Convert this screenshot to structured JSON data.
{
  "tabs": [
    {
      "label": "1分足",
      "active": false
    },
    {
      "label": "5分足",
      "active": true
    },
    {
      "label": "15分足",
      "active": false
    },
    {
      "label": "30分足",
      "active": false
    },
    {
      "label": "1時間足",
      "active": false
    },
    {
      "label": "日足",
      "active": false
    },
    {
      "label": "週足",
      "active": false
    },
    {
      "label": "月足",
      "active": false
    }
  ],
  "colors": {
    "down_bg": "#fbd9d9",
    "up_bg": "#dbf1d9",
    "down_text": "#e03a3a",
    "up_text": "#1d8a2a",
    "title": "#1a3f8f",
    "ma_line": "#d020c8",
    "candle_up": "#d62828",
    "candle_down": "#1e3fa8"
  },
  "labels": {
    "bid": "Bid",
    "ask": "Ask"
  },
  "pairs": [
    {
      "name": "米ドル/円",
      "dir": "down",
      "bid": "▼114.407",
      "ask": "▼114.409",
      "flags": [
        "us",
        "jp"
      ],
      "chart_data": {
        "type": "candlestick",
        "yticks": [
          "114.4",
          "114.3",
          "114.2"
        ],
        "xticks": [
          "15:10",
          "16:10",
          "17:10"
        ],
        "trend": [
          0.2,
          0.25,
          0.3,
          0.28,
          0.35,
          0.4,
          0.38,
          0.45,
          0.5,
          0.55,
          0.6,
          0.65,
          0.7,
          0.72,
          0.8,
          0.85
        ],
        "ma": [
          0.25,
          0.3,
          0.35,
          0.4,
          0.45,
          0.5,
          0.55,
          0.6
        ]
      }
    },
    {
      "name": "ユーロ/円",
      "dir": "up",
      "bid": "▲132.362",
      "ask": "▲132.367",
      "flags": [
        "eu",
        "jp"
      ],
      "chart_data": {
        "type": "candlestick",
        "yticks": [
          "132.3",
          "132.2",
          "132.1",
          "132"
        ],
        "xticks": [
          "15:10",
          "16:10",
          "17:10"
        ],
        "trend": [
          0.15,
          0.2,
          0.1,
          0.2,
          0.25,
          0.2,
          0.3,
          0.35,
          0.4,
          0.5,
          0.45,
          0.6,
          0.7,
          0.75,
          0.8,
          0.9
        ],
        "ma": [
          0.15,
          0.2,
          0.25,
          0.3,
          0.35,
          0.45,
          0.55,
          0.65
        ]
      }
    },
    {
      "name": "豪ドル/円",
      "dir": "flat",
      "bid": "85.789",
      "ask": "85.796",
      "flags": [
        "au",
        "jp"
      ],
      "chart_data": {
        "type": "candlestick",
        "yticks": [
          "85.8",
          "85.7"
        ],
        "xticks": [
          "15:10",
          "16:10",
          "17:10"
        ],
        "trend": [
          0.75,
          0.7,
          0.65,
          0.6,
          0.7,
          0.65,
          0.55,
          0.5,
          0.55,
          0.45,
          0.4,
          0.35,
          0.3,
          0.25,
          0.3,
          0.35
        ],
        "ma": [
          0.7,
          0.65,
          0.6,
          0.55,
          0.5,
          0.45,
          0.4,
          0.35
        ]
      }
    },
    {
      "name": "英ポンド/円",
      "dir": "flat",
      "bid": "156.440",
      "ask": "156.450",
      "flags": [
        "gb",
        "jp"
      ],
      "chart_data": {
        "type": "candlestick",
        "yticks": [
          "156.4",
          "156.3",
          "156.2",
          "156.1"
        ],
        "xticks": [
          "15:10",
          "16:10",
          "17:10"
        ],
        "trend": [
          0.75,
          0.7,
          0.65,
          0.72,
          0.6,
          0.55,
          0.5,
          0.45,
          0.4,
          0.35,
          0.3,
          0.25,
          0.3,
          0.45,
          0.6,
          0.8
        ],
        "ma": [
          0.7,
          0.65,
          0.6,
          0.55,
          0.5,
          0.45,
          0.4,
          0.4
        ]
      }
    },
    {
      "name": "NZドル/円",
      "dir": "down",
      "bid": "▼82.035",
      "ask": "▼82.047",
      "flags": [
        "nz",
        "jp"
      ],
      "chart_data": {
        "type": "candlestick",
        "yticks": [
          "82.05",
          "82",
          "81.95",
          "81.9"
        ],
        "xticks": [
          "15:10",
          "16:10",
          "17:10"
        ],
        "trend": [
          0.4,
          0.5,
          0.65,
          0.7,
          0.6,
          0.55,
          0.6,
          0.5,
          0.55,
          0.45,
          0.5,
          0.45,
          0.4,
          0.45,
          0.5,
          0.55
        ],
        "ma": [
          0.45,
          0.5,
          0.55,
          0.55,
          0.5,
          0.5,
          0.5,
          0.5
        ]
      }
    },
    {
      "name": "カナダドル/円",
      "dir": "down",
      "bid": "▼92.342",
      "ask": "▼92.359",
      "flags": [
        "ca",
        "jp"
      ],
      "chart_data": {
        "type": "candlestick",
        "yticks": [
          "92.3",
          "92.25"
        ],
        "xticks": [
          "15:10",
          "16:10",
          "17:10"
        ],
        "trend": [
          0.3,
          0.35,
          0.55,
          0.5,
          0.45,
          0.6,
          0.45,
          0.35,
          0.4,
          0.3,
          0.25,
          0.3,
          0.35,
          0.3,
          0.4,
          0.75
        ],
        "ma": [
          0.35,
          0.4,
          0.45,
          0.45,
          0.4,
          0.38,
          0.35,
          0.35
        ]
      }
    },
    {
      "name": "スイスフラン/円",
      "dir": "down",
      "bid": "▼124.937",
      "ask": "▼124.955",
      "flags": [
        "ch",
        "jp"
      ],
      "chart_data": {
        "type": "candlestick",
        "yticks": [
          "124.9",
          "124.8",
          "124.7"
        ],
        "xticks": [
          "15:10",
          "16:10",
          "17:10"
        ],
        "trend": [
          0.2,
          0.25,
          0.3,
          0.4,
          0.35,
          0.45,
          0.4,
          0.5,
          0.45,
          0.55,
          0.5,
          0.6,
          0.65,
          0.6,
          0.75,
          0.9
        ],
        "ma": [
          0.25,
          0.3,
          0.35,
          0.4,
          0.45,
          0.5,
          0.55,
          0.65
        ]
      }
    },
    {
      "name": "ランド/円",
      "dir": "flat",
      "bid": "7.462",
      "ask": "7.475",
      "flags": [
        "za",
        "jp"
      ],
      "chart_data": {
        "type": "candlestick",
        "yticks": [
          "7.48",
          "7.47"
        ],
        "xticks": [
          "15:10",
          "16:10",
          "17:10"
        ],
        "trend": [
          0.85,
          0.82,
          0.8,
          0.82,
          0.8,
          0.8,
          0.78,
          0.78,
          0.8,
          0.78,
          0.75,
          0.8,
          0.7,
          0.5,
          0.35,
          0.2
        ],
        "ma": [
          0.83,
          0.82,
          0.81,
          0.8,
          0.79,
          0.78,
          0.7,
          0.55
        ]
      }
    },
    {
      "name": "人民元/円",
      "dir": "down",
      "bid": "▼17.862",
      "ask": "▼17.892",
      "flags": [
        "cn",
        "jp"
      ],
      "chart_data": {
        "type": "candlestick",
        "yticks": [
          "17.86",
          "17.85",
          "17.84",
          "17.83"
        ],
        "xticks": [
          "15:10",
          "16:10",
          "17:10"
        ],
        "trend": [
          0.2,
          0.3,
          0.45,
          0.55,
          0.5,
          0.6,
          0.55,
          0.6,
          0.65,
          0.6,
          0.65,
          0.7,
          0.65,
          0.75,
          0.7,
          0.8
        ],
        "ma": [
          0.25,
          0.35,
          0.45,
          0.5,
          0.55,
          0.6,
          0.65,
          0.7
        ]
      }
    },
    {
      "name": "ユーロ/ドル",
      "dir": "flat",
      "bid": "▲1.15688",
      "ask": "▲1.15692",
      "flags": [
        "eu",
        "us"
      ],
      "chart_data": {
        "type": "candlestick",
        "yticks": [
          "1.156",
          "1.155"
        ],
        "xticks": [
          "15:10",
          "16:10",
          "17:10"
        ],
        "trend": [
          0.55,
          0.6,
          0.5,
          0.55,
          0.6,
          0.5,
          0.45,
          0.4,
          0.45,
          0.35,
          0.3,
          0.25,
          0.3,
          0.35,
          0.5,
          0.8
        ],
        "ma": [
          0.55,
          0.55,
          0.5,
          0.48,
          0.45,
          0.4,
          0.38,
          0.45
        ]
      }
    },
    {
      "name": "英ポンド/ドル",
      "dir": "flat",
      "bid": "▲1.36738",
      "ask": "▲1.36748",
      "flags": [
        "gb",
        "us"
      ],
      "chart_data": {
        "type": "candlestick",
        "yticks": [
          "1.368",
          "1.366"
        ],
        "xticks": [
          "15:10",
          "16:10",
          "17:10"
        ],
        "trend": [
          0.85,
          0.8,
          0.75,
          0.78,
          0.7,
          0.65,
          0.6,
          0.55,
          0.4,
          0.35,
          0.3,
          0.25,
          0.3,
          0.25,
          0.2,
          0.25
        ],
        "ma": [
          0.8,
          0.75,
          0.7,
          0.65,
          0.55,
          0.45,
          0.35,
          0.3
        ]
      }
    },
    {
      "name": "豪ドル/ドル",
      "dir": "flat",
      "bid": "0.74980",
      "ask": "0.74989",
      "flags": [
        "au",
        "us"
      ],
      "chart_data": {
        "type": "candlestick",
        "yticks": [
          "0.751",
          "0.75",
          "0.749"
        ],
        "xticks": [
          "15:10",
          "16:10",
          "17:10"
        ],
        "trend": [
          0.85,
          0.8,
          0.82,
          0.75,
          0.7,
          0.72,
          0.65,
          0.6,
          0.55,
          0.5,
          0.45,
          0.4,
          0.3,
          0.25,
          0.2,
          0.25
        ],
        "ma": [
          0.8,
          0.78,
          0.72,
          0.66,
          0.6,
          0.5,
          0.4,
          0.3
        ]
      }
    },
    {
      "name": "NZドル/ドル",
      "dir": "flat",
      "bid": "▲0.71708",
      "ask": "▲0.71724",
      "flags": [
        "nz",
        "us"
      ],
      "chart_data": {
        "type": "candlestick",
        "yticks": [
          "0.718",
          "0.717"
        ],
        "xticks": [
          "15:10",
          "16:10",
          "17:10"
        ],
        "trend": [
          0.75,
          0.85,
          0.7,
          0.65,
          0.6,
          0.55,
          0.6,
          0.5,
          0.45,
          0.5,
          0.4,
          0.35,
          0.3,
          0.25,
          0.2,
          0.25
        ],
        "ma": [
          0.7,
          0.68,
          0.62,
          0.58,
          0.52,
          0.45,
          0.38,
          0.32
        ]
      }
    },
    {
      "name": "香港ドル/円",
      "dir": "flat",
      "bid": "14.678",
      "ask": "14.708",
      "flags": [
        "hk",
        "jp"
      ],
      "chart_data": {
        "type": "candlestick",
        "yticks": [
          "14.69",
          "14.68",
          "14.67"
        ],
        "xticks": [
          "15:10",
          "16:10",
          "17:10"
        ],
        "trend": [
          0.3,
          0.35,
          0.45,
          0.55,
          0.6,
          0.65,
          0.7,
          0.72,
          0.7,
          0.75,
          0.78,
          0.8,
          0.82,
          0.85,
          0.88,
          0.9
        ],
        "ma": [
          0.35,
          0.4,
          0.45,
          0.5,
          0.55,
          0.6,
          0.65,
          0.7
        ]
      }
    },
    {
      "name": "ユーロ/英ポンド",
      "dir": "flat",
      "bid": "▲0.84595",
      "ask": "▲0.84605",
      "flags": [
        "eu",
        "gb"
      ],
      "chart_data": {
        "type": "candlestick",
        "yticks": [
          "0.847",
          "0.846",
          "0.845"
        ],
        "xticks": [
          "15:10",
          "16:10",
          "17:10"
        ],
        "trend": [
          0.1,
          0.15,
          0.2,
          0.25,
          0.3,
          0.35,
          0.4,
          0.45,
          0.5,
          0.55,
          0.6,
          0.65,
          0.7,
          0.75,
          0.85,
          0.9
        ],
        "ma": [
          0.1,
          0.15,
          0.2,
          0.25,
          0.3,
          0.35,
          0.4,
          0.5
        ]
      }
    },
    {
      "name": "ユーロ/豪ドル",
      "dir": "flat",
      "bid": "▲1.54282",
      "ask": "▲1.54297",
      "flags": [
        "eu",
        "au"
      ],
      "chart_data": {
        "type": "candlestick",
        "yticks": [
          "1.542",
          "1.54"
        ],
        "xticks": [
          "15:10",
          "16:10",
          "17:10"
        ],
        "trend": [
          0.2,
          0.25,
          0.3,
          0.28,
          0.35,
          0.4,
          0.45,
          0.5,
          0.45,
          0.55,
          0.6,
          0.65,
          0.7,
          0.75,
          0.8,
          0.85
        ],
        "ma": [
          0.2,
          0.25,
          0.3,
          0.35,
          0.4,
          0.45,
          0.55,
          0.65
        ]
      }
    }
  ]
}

• **Short exercise**: Identify every line holding the word "英ポンド" and copy it out.

• **Solution to this problem**:
      "name": "英ポンド/円",
      "name": "英ポンド/ドル",
      "name": "ユーロ/英ポンド",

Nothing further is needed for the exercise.